***** Input for this task *****

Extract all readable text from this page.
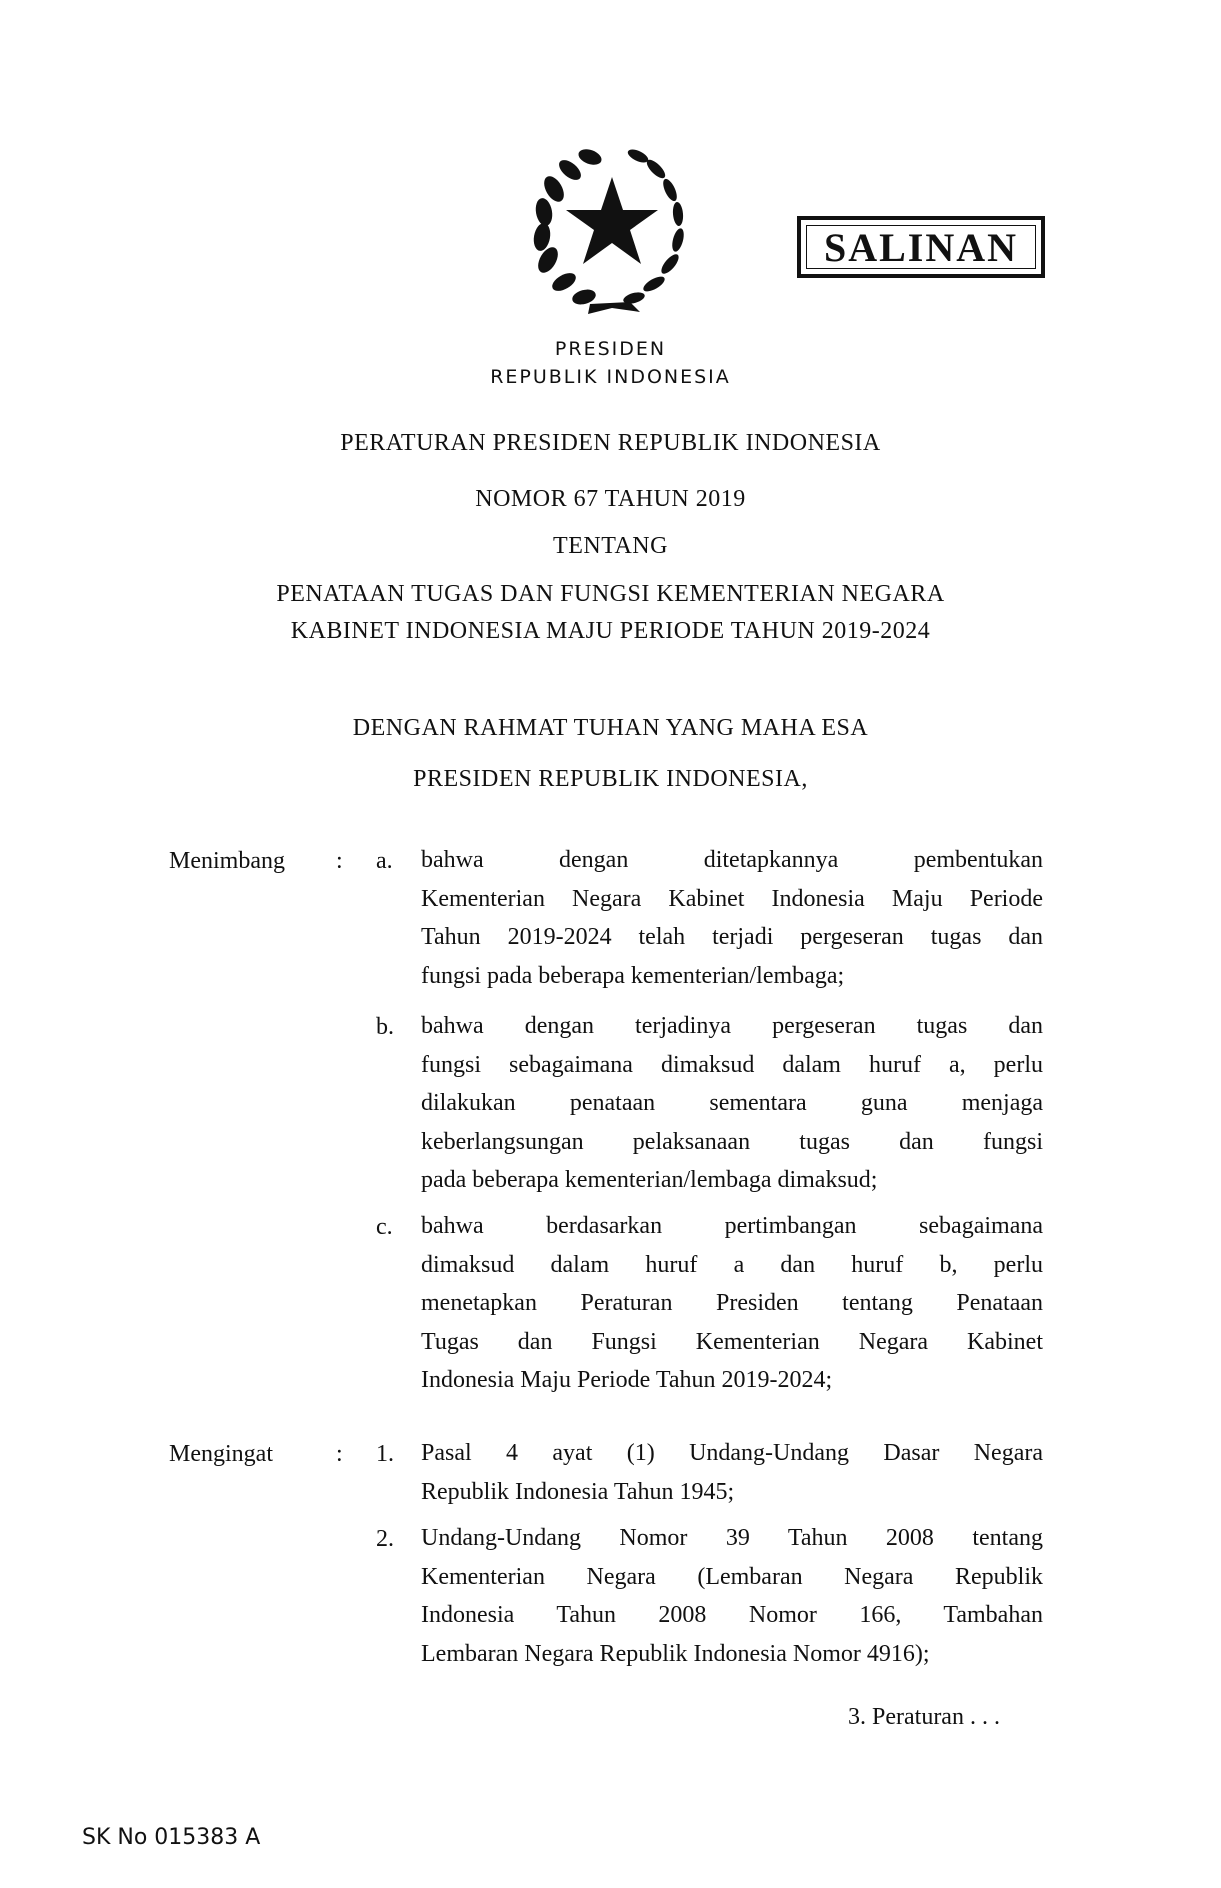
SALINAN
PRESIDEN
REPUBLIK INDONESIA
PERATURAN PRESIDEN REPUBLIK INDONESIA
NOMOR 67 TAHUN 2019
TENTANG
PENATAAN TUGAS DAN FUNGSI KEMENTERIAN NEGARA
KABINET INDONESIA MAJU PERIODE TAHUN 2019-2024
DENGAN RAHMAT TUHAN YANG MAHA ESA
PRESIDEN REPUBLIK INDONESIA,
Menimbang : a. bahwa dengan ditetapkannya pembentukan
Kementerian Negara Kabinet Indonesia Maju Periode
Tahun 2019-2024 telah terjadi pergeseran tugas dan
fungsi pada beberapa kementerian/lembaga;
b. bahwa dengan terjadinya pergeseran tugas dan
fungsi sebagaimana dimaksud dalam huruf a, perlu
dilakukan penataan sementara guna menjaga
keberlangsungan pelaksanaan tugas dan fungsi
pada beberapa kementerian/lembaga dimaksud;
c. bahwa berdasarkan pertimbangan sebagaimana
dimaksud dalam huruf a dan huruf b, perlu
menetapkan Peraturan Presiden tentang Penataan
Tugas dan Fungsi Kementerian Negara Kabinet
Indonesia Maju Periode Tahun 2019-2024;
Mengingat	: 1. Pasal 4 ayat (1) Undang-Undang Dasar Negara
Republik Indonesia Tahun 1945;
2. Undang-Undang Nomor 39 Tahun 2008 tentang
Kementerian Negara (Lembaran Negara Republik
Indonesia Tahun 2008 Nomor 166, Tambahan
Lembaran Negara Republik Indonesia Nomor 4916);
3. Peraturan . . .
SK No 015383 A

*****

◆ **Problem to solve**: Drop the pictures and reproduce the rest of the entries above exactly.

◆ **Solution to the exercise**:
Extract all readable text from this page.
SALINAN
PRESIDEN
REPUBLIK INDONESIA
PERATURAN PRESIDEN REPUBLIK INDONESIA
NOMOR 67 TAHUN 2019
TENTANG
PENATAAN TUGAS DAN FUNGSI KEMENTERIAN NEGARA
KABINET INDONESIA MAJU PERIODE TAHUN 2019-2024
DENGAN RAHMAT TUHAN YANG MAHA ESA
PRESIDEN REPUBLIK INDONESIA,
Menimbang : a. bahwa dengan ditetapkannya pembentukan
Kementerian Negara Kabinet Indonesia Maju Periode
Tahun 2019-2024 telah terjadi pergeseran tugas dan
fungsi pada beberapa kementerian/lembaga;
b. bahwa dengan terjadinya pergeseran tugas dan
fungsi sebagaimana dimaksud dalam huruf a, perlu
dilakukan penataan sementara guna menjaga
keberlangsungan pelaksanaan tugas dan fungsi
pada beberapa kementerian/lembaga dimaksud;
c. bahwa berdasarkan pertimbangan sebagaimana
dimaksud dalam huruf a dan huruf b, perlu
menetapkan Peraturan Presiden tentang Penataan
Tugas dan Fungsi Kementerian Negara Kabinet
Indonesia Maju Periode Tahun 2019-2024;
Mengingat	: 1. Pasal 4 ayat (1) Undang-Undang Dasar Negara
Republik Indonesia Tahun 1945;
2. Undang-Undang Nomor 39 Tahun 2008 tentang
Kementerian Negara (Lembaran Negara Republik
Indonesia Tahun 2008 Nomor 166, Tambahan
Lembaran Negara Republik Indonesia Nomor 4916);
3. Peraturan . . .
SK No 015383 A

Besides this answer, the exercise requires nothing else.